___ Data for the task
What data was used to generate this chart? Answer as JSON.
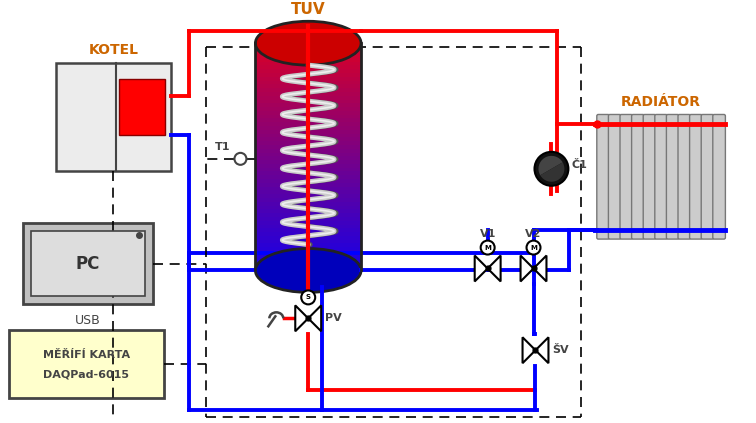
{
  "bg": "#ffffff",
  "red": "#ff0000",
  "blue": "#0000ff",
  "orange": "#cc6600",
  "black": "#000000",
  "dark_gray": "#444444",
  "mid_gray": "#888888",
  "light_gray": "#cccccc",
  "white": "#ffffff",
  "label_kotel": "KOTEL",
  "label_tuv": "TUV",
  "label_radiator": "RADIÁTOR",
  "label_pc": "PC",
  "label_usb": "USB",
  "label_merici1": "MĚŘÍFÍ KARTA",
  "label_merici2": "DAQPad-6015",
  "label_t1": "T1",
  "label_pv": "PV",
  "label_c1": "Č1",
  "label_v1": "V1",
  "label_v2": "V2",
  "label_sv": "ŠV"
}
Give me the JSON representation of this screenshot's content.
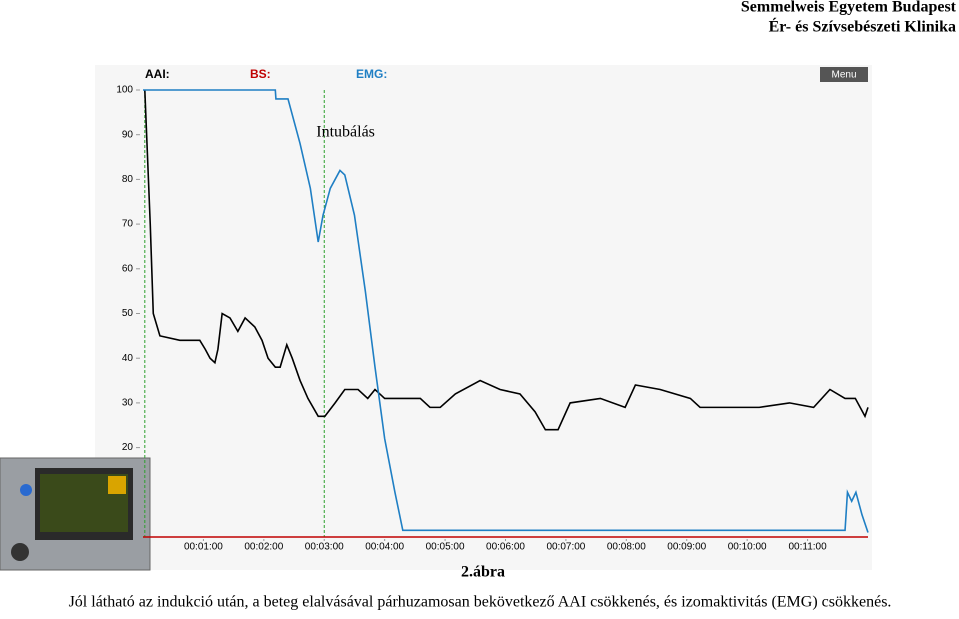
{
  "header": {
    "line1": "Semmelweis Egyetem Budapest",
    "line2": "Ér- és Szívsebészeti Klinika"
  },
  "menu": "Menu",
  "chart_data": {
    "type": "line",
    "annotation": "Intubálás",
    "vlines": [
      0.03,
      3
    ],
    "vline_color": "#2ca02c",
    "xlim": [
      0,
      12
    ],
    "ylim": [
      0,
      100
    ],
    "xticks": [
      {
        "value": 1,
        "label": "00:01:00"
      },
      {
        "value": 2,
        "label": "00:02:00"
      },
      {
        "value": 3,
        "label": "00:03:00"
      },
      {
        "value": 4,
        "label": "00:04:00"
      },
      {
        "value": 5,
        "label": "00:05:00"
      },
      {
        "value": 6,
        "label": "00:06:00"
      },
      {
        "value": 7,
        "label": "00:07:00"
      },
      {
        "value": 8,
        "label": "00:08:00"
      },
      {
        "value": 9,
        "label": "00:09:00"
      },
      {
        "value": 10,
        "label": "00:10:00"
      },
      {
        "value": 11,
        "label": "00:11:00"
      }
    ],
    "yticks": [
      20,
      30,
      40,
      50,
      60,
      70,
      80,
      90,
      100
    ],
    "series": [
      {
        "name": "AAI:",
        "color": "#000000",
        "x": [
          0.03,
          0.12,
          0.17,
          0.28,
          0.61,
          0.94,
          1.03,
          1.11,
          1.19,
          1.24,
          1.31,
          1.44,
          1.57,
          1.69,
          1.85,
          1.97,
          2.07,
          2.19,
          2.27,
          2.38,
          2.47,
          2.6,
          2.73,
          2.9,
          3.01,
          3.18,
          3.34,
          3.56,
          3.72,
          3.84,
          4.0,
          4.59,
          4.75,
          4.92,
          5.17,
          5.58,
          5.91,
          6.24,
          6.49,
          6.66,
          6.87,
          7.07,
          7.57,
          7.98,
          8.15,
          8.56,
          9.06,
          9.22,
          10.2,
          10.7,
          11.1,
          11.37,
          11.62,
          11.79,
          11.95,
          12.0
        ],
        "values": [
          100,
          70,
          50,
          45,
          44,
          44,
          42,
          40,
          39,
          42,
          50,
          49,
          46,
          49,
          47,
          44,
          40,
          38,
          38,
          43,
          40,
          35,
          31,
          27,
          27,
          30,
          33,
          33,
          31,
          33,
          31,
          31,
          29,
          29,
          32,
          35,
          33,
          32,
          28,
          24,
          24,
          30,
          31,
          29,
          34,
          33,
          31,
          29,
          29,
          30,
          29,
          33,
          31,
          31,
          27,
          29
        ]
      },
      {
        "name": "BS:",
        "color": "#c00000",
        "x": [
          0,
          12
        ],
        "values": [
          0,
          0
        ]
      },
      {
        "name": "EMG:",
        "color": "#1f7fc4",
        "x": [
          0.0,
          2.19,
          2.2,
          2.4,
          2.6,
          2.77,
          2.9,
          2.98,
          3.1,
          3.26,
          3.34,
          3.5,
          3.68,
          3.84,
          4.0,
          4.17,
          4.3,
          11.62,
          11.66,
          11.73,
          11.8,
          11.9,
          12.0
        ],
        "values": [
          100,
          100,
          98,
          98,
          88,
          78,
          66,
          72,
          78,
          82,
          81,
          72,
          55,
          38,
          22,
          10,
          1.5,
          1.5,
          10,
          8,
          10,
          5,
          1
        ]
      }
    ]
  },
  "caption": "2.ábra",
  "text": "Jól látható az indukció után, a beteg elalvásával párhuzamosan bekövetkező AAI csökkenés, és izomaktivitás (EMG) csökkenés."
}
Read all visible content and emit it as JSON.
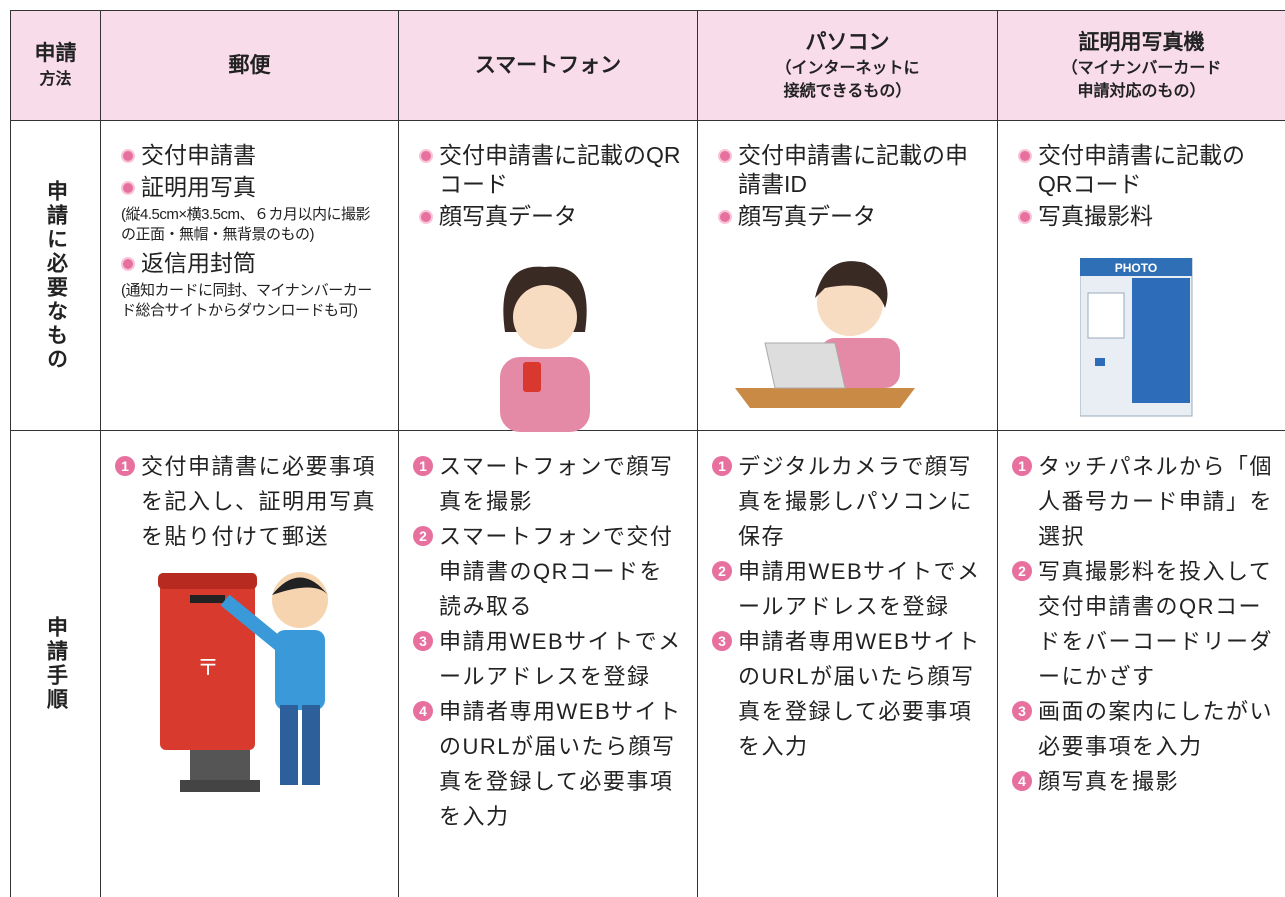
{
  "header": {
    "cells": [
      {
        "lines": [
          "申請",
          "方法"
        ]
      },
      {
        "lines": [
          "郵便"
        ]
      },
      {
        "lines": [
          "スマートフォン"
        ]
      },
      {
        "lines": [
          "パソコン",
          "（インターネットに",
          "接続できるもの）"
        ]
      },
      {
        "lines": [
          "証明用写真機",
          "（マイナンバーカード",
          "申請対応のもの）"
        ]
      }
    ]
  },
  "rows": [
    {
      "label": "申請に必要なもの",
      "cells": [
        {
          "items": [
            {
              "text": "交付申請書"
            },
            {
              "text": "証明用写真",
              "note": "(縦4.5cm×横3.5cm、６カ月以内に撮影の正面・無帽・無背景のもの)"
            },
            {
              "text": "返信用封筒",
              "note": "(通知カードに同封、マイナンバーカード総合サイトからダウンロードも可)"
            }
          ]
        },
        {
          "items": [
            {
              "text": "交付申請書に記載のQRコード"
            },
            {
              "text": "顔写真データ"
            }
          ]
        },
        {
          "items": [
            {
              "text": "交付申請書に記載の申請書ID"
            },
            {
              "text": "顔写真データ"
            }
          ]
        },
        {
          "items": [
            {
              "text": "交付申請書に記載のQRコード"
            },
            {
              "text": "写真撮影料"
            }
          ]
        }
      ]
    },
    {
      "label": "申請手順",
      "cells": [
        {
          "steps": [
            {
              "num": 1,
              "text": "交付申請書に必要事項を記入し、証明用写真を貼り付けて郵送"
            }
          ]
        },
        {
          "steps": [
            {
              "num": 1,
              "text": "スマートフォンで顔写真を撮影"
            },
            {
              "num": 2,
              "text": "スマートフォンで交付申請書のQRコードを読み取る"
            },
            {
              "num": 3,
              "text": "申請用WEBサイトでメールアドレスを登録"
            },
            {
              "num": 4,
              "text": "申請者専用WEBサイトのURLが届いたら顔写真を登録して必要事項を入力"
            }
          ]
        },
        {
          "steps": [
            {
              "num": 1,
              "text": "デジタルカメラで顔写真を撮影しパソコンに保存"
            },
            {
              "num": 2,
              "text": "申請用WEBサイトでメールアドレスを登録"
            },
            {
              "num": 3,
              "text": "申請者専用WEBサイトのURLが届いたら顔写真を登録して必要事項を入力"
            }
          ]
        },
        {
          "steps": [
            {
              "num": 1,
              "text": "タッチパネルから「個人番号カード申請」を選択"
            },
            {
              "num": 2,
              "text": "写真撮影料を投入して交付申請書のQRコードをバーコードリーダーにかざす"
            },
            {
              "num": 3,
              "text": "画面の案内にしたがい必要事項を入力"
            },
            {
              "num": 4,
              "text": "顔写真を撮影"
            }
          ]
        }
      ]
    }
  ]
}
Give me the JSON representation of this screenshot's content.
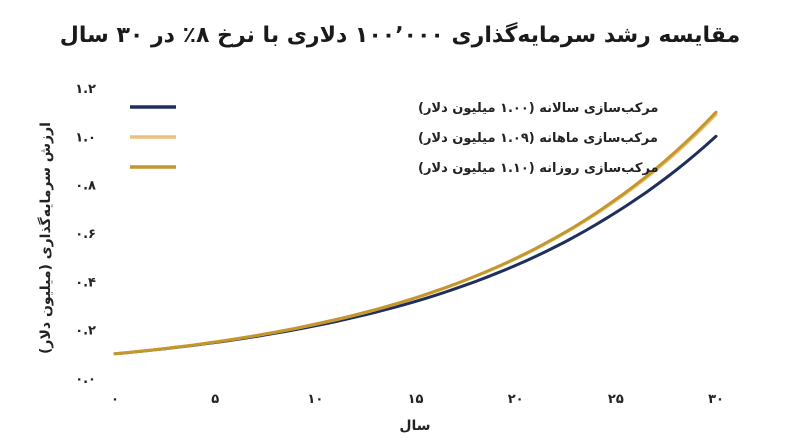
{
  "chart_data": {
    "type": "line",
    "title": "مقایسه رشد سرمایه‌گذاری ۱۰۰٬۰۰۰ دلاری با نرخ ۸٪ در ۳۰ سال",
    "xlabel": "سال",
    "ylabel": "ارزش سرمایه‌گذاری (میلیون دلار)",
    "xlim": [
      0,
      30
    ],
    "ylim": [
      0.0,
      1.2
    ],
    "x_ticks": [
      0,
      5,
      10,
      15,
      20,
      25,
      30
    ],
    "x_tick_labels": [
      "۰",
      "۵",
      "۱۰",
      "۱۵",
      "۲۰",
      "۲۵",
      "۳۰"
    ],
    "y_ticks": [
      0.0,
      0.2,
      0.4,
      0.6,
      0.8,
      1.0,
      1.2
    ],
    "y_tick_labels": [
      "۰.۰",
      "۰.۲",
      "۰.۴",
      "۰.۶",
      "۰.۸",
      "۱.۰",
      "۱.۲"
    ],
    "grid": false,
    "legend_position": "top-left",
    "x": [
      0,
      5,
      10,
      15,
      20,
      25,
      30
    ],
    "series": [
      {
        "name": "مرکب‌سازی سالانه (۱.۰۰ میلیون دلار)",
        "color": "#1f2f5c",
        "values": [
          0.1,
          0.147,
          0.216,
          0.317,
          0.466,
          0.685,
          1.0
        ]
      },
      {
        "name": "مرکب‌سازی ماهانه (۱.۰۹ میلیون دلار)",
        "color": "#ebc27a",
        "values": [
          0.1,
          0.149,
          0.222,
          0.331,
          0.493,
          0.734,
          1.09
        ]
      },
      {
        "name": "مرکب‌سازی روزانه (۱.۱۰ میلیون دلار)",
        "color": "#c4962b",
        "values": [
          0.1,
          0.149,
          0.223,
          0.332,
          0.495,
          0.739,
          1.1
        ]
      }
    ]
  }
}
______
### Stated task:
Show every line from the entries above in which the word "سرمایه" appears.

### Task answer:
    "title": "مقایسه رشد سرمایه‌گذاری ۱۰۰٬۰۰۰ دلاری با نرخ ۸٪ در ۳۰ سال",
    "ylabel": "ارزش سرمایه‌گذاری (میلیون دلار)",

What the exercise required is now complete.